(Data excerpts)
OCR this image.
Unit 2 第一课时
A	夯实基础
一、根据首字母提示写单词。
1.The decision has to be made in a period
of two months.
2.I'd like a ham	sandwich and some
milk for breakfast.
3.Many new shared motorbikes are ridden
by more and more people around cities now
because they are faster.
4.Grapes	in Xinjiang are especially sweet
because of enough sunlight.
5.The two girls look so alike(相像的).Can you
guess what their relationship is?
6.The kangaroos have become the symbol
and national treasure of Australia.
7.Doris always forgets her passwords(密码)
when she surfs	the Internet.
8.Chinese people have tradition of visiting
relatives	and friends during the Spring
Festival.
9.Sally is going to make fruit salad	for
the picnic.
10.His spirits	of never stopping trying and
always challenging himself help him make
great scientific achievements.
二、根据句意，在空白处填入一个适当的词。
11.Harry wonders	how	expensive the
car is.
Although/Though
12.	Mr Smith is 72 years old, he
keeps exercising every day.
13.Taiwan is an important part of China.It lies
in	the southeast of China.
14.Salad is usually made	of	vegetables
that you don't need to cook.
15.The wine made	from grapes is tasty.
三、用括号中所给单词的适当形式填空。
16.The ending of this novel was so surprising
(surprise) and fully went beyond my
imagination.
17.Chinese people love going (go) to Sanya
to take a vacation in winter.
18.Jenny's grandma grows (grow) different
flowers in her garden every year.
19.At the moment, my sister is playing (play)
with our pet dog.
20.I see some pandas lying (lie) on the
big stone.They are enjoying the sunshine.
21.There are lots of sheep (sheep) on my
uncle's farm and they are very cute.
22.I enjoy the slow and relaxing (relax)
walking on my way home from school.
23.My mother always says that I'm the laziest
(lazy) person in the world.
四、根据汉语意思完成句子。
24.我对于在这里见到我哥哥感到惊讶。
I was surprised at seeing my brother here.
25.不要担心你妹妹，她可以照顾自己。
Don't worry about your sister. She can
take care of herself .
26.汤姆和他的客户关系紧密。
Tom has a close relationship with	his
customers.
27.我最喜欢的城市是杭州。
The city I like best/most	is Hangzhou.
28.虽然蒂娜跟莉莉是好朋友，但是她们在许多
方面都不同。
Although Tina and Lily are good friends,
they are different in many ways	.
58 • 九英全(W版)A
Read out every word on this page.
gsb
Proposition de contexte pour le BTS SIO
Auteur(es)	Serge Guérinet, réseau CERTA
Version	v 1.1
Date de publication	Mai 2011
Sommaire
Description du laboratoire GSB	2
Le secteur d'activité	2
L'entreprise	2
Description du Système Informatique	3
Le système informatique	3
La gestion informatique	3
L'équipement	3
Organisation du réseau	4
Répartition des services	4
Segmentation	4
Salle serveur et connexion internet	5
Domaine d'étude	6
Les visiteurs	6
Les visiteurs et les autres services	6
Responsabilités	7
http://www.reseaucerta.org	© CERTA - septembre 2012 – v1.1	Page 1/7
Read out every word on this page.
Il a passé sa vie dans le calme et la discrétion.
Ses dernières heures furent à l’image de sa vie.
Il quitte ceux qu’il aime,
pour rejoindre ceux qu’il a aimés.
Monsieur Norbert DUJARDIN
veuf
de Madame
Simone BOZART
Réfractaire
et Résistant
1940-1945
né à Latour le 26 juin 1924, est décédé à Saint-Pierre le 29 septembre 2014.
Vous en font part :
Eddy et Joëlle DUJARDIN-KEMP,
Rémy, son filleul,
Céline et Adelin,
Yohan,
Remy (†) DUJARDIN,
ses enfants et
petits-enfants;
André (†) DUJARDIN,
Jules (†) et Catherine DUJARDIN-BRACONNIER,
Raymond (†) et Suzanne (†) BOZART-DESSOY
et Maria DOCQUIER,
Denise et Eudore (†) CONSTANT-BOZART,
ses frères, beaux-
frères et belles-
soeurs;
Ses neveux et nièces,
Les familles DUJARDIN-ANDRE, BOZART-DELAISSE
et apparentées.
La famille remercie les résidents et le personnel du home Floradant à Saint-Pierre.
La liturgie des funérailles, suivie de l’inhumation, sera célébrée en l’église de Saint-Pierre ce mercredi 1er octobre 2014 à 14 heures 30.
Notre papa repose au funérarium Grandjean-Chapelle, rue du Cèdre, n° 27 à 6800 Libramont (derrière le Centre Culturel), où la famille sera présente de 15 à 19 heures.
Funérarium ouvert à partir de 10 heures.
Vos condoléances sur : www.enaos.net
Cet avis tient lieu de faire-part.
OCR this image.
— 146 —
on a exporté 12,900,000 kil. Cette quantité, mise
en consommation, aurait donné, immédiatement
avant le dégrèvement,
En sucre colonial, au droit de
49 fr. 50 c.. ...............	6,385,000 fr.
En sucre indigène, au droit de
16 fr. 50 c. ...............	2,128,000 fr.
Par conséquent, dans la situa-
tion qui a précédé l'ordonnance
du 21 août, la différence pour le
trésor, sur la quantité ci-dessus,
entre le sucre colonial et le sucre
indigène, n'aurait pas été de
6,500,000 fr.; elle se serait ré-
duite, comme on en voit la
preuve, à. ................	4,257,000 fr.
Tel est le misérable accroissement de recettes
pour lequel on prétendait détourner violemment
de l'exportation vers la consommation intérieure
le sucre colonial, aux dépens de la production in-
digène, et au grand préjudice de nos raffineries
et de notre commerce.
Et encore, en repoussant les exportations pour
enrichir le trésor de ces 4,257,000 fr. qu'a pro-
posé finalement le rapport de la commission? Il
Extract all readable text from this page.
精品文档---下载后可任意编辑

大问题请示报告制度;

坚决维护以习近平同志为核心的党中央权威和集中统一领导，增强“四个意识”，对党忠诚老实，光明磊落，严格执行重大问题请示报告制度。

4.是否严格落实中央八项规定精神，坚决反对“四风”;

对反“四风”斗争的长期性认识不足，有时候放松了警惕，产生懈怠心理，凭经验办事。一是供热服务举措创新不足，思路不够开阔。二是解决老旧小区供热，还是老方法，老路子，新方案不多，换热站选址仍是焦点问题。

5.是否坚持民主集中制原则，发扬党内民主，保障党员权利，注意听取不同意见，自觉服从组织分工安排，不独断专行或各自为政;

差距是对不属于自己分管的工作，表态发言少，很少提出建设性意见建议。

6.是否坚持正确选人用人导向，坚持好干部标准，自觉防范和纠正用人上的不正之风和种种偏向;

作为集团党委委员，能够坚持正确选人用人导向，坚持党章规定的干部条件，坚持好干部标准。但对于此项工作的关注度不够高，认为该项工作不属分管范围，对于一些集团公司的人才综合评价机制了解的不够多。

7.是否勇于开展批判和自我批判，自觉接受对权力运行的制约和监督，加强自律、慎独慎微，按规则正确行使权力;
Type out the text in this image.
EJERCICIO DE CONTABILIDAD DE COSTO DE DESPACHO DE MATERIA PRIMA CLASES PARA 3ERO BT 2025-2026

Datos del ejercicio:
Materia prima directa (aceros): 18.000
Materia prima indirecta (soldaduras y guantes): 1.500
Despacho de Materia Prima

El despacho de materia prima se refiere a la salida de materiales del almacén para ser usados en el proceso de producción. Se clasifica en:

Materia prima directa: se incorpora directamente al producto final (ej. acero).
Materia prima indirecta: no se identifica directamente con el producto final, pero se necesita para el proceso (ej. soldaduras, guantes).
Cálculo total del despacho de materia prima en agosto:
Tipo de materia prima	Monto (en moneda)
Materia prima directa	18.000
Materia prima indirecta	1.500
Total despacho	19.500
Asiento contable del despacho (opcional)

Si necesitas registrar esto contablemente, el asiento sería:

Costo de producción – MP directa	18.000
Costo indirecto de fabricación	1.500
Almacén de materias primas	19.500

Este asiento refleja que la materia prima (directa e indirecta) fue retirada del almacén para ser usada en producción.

■ Exercise:
Where a line contains "guantes", copy that line.

■ Written answer:
Materia prima indirecta (soldaduras y guantes): 1.500
Materia prima indirecta: no se identifica directamente con el producto final, pero se necesita para el proceso (ej. soldaduras, guantes).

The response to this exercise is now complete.